── SOURCE DATA ──

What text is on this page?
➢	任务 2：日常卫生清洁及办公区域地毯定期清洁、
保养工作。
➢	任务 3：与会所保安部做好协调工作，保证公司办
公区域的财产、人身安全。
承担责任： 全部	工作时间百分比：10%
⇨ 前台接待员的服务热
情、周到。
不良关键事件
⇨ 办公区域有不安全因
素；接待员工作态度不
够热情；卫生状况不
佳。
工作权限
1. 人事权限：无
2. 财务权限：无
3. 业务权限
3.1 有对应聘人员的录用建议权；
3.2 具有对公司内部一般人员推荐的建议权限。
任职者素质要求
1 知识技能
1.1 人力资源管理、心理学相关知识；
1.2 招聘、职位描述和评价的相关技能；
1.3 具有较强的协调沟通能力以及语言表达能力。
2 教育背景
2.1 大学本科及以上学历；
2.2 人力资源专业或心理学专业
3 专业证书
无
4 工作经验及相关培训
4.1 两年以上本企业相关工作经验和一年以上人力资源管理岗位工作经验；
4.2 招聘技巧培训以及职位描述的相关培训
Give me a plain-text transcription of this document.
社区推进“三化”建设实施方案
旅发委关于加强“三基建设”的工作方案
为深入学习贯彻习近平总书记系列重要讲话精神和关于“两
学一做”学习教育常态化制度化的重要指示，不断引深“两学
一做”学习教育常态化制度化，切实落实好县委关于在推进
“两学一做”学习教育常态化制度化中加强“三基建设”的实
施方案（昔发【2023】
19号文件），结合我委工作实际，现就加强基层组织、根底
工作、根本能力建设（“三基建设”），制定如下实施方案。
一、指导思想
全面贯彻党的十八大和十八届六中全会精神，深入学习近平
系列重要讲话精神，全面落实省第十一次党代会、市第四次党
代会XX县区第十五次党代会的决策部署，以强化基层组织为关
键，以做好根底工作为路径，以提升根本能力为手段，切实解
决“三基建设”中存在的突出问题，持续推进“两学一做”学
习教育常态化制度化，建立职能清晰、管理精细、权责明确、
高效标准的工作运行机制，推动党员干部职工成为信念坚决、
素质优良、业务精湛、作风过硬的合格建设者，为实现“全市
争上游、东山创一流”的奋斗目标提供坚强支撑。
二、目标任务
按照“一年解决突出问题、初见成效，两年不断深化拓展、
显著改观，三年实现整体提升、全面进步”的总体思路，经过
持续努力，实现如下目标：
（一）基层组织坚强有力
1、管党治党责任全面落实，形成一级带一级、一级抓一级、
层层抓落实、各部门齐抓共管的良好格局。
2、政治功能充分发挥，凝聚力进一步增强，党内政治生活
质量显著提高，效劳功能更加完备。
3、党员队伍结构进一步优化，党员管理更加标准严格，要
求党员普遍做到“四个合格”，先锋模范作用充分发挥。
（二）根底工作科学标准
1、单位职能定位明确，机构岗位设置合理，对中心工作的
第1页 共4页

───

▶ _THE EXERCISE_
Retype all the records, matching them exactly.

▶ _RESPONSE_
What text is on this page?
➢	任务 2：日常卫生清洁及办公区域地毯定期清洁、
保养工作。
➢	任务 3：与会所保安部做好协调工作，保证公司办
公区域的财产、人身安全。
承担责任： 全部	工作时间百分比：10%
⇨ 前台接待员的服务热
情、周到。
不良关键事件
⇨ 办公区域有不安全因
素；接待员工作态度不
够热情；卫生状况不
佳。
工作权限
1. 人事权限：无
2. 财务权限：无
3. 业务权限
3.1 有对应聘人员的录用建议权；
3.2 具有对公司内部一般人员推荐的建议权限。
任职者素质要求
1 知识技能
1.1 人力资源管理、心理学相关知识；
1.2 招聘、职位描述和评价的相关技能；
1.3 具有较强的协调沟通能力以及语言表达能力。
2 教育背景
2.1 大学本科及以上学历；
2.2 人力资源专业或心理学专业
3 专业证书
无
4 工作经验及相关培训
4.1 两年以上本企业相关工作经验和一年以上人力资源管理岗位工作经验；
4.2 招聘技巧培训以及职位描述的相关培训
Give me a plain-text transcription of this document.
社区推进“三化”建设实施方案
旅发委关于加强“三基建设”的工作方案
为深入学习贯彻习近平总书记系列重要讲话精神和关于“两
学一做”学习教育常态化制度化的重要指示，不断引深“两学
一做”学习教育常态化制度化，切实落实好县委关于在推进
“两学一做”学习教育常态化制度化中加强“三基建设”的实
施方案（昔发【2023】
19号文件），结合我委工作实际，现就加强基层组织、根底
工作、根本能力建设（“三基建设”），制定如下实施方案。
一、指导思想
全面贯彻党的十八大和十八届六中全会精神，深入学习近平
系列重要讲话精神，全面落实省第十一次党代会、市第四次党
代会XX县区第十五次党代会的决策部署，以强化基层组织为关
键，以做好根底工作为路径，以提升根本能力为手段，切实解
决“三基建设”中存在的突出问题，持续推进“两学一做”学
习教育常态化制度化，建立职能清晰、管理精细、权责明确、
高效标准的工作运行机制，推动党员干部职工成为信念坚决、
素质优良、业务精湛、作风过硬的合格建设者，为实现“全市
争上游、东山创一流”的奋斗目标提供坚强支撑。
二、目标任务
按照“一年解决突出问题、初见成效，两年不断深化拓展、
显著改观，三年实现整体提升、全面进步”的总体思路，经过
持续努力，实现如下目标：
（一）基层组织坚强有力
1、管党治党责任全面落实，形成一级带一级、一级抓一级、
层层抓落实、各部门齐抓共管的良好格局。
2、政治功能充分发挥，凝聚力进一步增强，党内政治生活
质量显著提高，效劳功能更加完备。
3、党员队伍结构进一步优化，党员管理更加标准严格，要
求党员普遍做到“四个合格”，先锋模范作用充分发挥。
（二）根底工作科学标准
1、单位职能定位明确，机构岗位设置合理，对中心工作的
第1页 共4页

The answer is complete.